Vakil Bazaar (Vekil Pazarı)'na geldik. Çok büyük, sanki labirentlerden oluşmuş, dört farklı yöne ilerleyen bir kocaman yapı. Hediyelik eşya satan dükkanlar var. Kimi esnaf, çadırla dükkanını kapatmış. Bu, ya namaza ya da yakındaki bir işini görmeye gitti anlamına gelirmiş. Kilit, ancak akşam eve giderken vurulurmuş. Esnaf, turistlere karşı daha saldırganlaşmamış. Bu yüzden çok çok rahat hareket edebiliyoruz.

Ara bir yoldan Serai Mushir Kervansarayı'na giriyoruz. İki katlı, iyi korunmuş bir kervansaray. Ortasında havuz var. Havuzun iki uzun kenarında da turunç ağaçları. Çiçekleri, yine insanı bayıltan bir koku yayıyor. Havuz, serinlik yaratıyor. Turunç, yenen bir meyve değil. Suyu limon gibi. Salatalarda kullanılırmış.

Vakil Camii (Vekil Camii) hemen yakındaymış. Bazaar ile camiyi Kerim Han yaptırmış. Şiraz'ın ticaretine katkı versin istemiş. Cami; yivli, lüle lüle saç örgülü her biri tek parça taştan kesilmiş 48 sütunla desteklenmiş bir kubbenin altında duruyor. 14 basamaklı tek parça blok mermerden minber, iç düzenini tamamlıyor. İran camilerindeki geleneksel dört eyvan yerine burada çok güzel düzenlenmiş iki büyük avlu inşa edilmiş. İç avlu, harika çini işlemeli kameriye ve sundurmalarla çevrelenmiş. Caminin mihrap bölümü tamamen mozaik işlenmiş. ve her biri tek parça taştan kesilmiş 48 sütunla desteklenmiş bir kubbenin altında. 1773 yılında yapılmış. Çiçek desenli çini işlemelerin çoğu, Kacar dönemine ait. Cami, iki büyük depremden sonra halen ayakta. Yenileme çalışmaları sürüyor bir yandan. Karnımız acıktı. Özgün bir lokantaya uğruyoruz. Pilav, safranlı. Üzerine tereyağı ekleniyor. Iğdır'da yediğimiz Bozbaş adlı yemekten ısmarlıyoruz. Seramik bardakta, yanında yemeği ezmek için kullanılan tahtadan bir tokmak vardı. Servis yapıldığında anladık. Oradayken Şiraz Üniversitesi Matematik bölümü mezunu bir bayanla tanışıyorum. Gezimizi anlatıyorum. Mutlu oluyor.

## [Yönerge]
Şiraz gezisi yazısının "Vakil Bazaar (Vekil" ile başlayıp "rahat hareket edebiliyoruz." ile biten kısmını harfi harfine yeniden yazın.

(Veri satırları)
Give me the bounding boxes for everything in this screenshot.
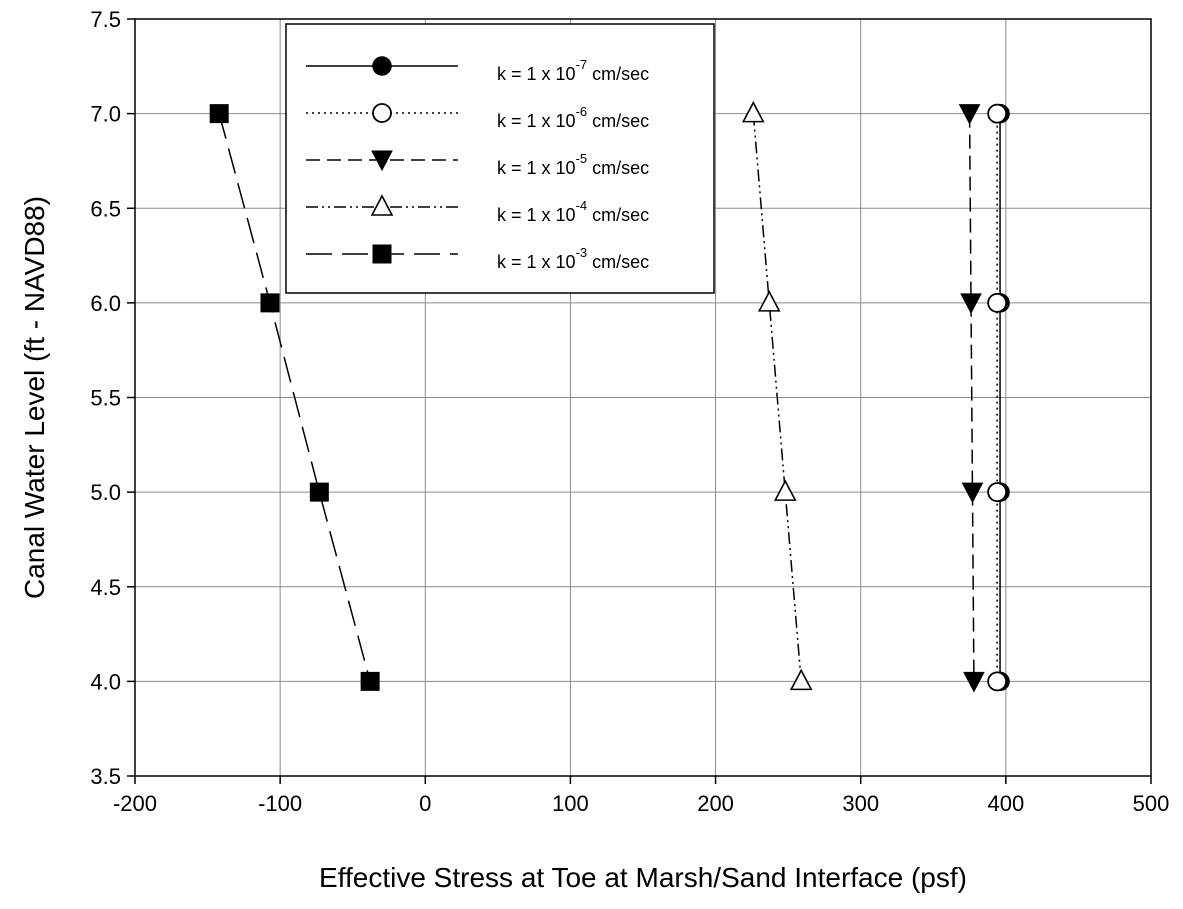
y-tick-label: 4.5: [90, 575, 121, 600]
series-layer: [209, 100, 1010, 693]
data-point: [789, 668, 813, 691]
legend-marker: [372, 103, 392, 123]
legend-label: k = 1 x 10-4 cm/sec: [497, 198, 649, 225]
legend-entry: k = 1 x 10-6 cm/sec: [306, 103, 649, 131]
series-line: [752, 113, 802, 682]
y-tick-label: 6.0: [90, 291, 121, 316]
legend-entry: k = 1 x 10-7 cm/sec: [306, 56, 649, 84]
legend-label: k = 1 x 10-7 cm/sec: [497, 57, 649, 84]
legend-label: k = 1 x 10-3 cm/sec: [497, 245, 649, 272]
y-tick-label: 5.5: [90, 386, 121, 411]
data-point: [963, 671, 985, 693]
legend-entry: k = 1 x 10-3 cm/sec: [306, 244, 649, 272]
data-point: [958, 104, 981, 125]
x-axis-title: Effective Stress at Toe at Marsh/Sand In…: [319, 862, 967, 893]
series-2: [987, 103, 1008, 692]
legend-marker: [372, 56, 392, 76]
legend-box: [285, 23, 715, 294]
x-tick-label: 300: [842, 791, 879, 816]
y-tick-label: 6.5: [90, 196, 121, 221]
series-4: [741, 100, 813, 691]
data-point: [260, 293, 280, 313]
legend-entry: k = 1 x 10-4 cm/sec: [306, 194, 649, 225]
data-point: [773, 479, 797, 501]
legend: k = 1 x 10-7 cm/sec k = 1 x 10-6 cm/sec k …: [285, 23, 715, 294]
x-tick-label: -100: [258, 791, 302, 816]
x-tick-label: 200: [697, 791, 734, 816]
axes: -200 -100 0 100 200 300 400 500 3.5 4.0 4.5 5.0 5.5 6…: [90, 7, 1169, 816]
data-point: [987, 103, 1008, 124]
legend-label: k = 1 x 10-5 cm/sec: [497, 151, 649, 178]
series-3: [958, 104, 985, 693]
data-point: [987, 671, 1008, 692]
data-point: [757, 290, 781, 312]
legend-marker: [371, 150, 393, 172]
x-tick-label: -200: [113, 791, 157, 816]
data-point: [309, 482, 329, 502]
data-point: [961, 482, 984, 504]
data-point: [960, 293, 982, 314]
y-axis-title: Canal Water Level (ft - NAVD88): [19, 196, 50, 599]
y-tick-label: 4.0: [90, 669, 121, 694]
series-5: [209, 104, 380, 691]
x-tick-label: 100: [552, 791, 589, 816]
data-point: [360, 671, 380, 691]
x-tick-label: 500: [1133, 791, 1170, 816]
series-line: [218, 113, 371, 682]
data-point: [987, 482, 1008, 503]
y-tick-label: 3.5: [90, 764, 121, 789]
x-tick-label: 400: [987, 791, 1024, 816]
series-line: [968, 113, 975, 682]
legend-label: k = 1 x 10-6 cm/sec: [497, 104, 649, 131]
x-tick-label: 0: [419, 791, 431, 816]
data-point: [209, 104, 229, 124]
y-tick-label: 5.0: [90, 480, 121, 505]
y-tick-label: 7.5: [90, 7, 121, 32]
data-point: [741, 100, 765, 123]
y-tick-label: 7.0: [90, 102, 121, 127]
legend-entry: k = 1 x 10-5 cm/sec: [306, 150, 649, 178]
legend-marker: [370, 194, 394, 216]
data-point: [987, 292, 1008, 313]
legend-marker: [372, 244, 392, 264]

## [Sorunun Cevabı]
Vakil Bazaar (Vekil Pazarı)'na geldik. Çok büyük, sanki labirentlerden oluşmuş, dört farklı yöne ilerleyen bir kocaman yapı. Hediyelik eşya satan dükkanlar var. Kimi esnaf, çadırla dükkanını kapatmış. Bu, ya namaza ya da yakındaki bir işini görmeye gitti anlamına gelirmiş. Kilit, ancak akşam eve giderken vurulurmuş. Esnaf, turistlere karşı daha saldırganlaşmamış. Bu yüzden çok çok rahat hareket edebiliyoruz.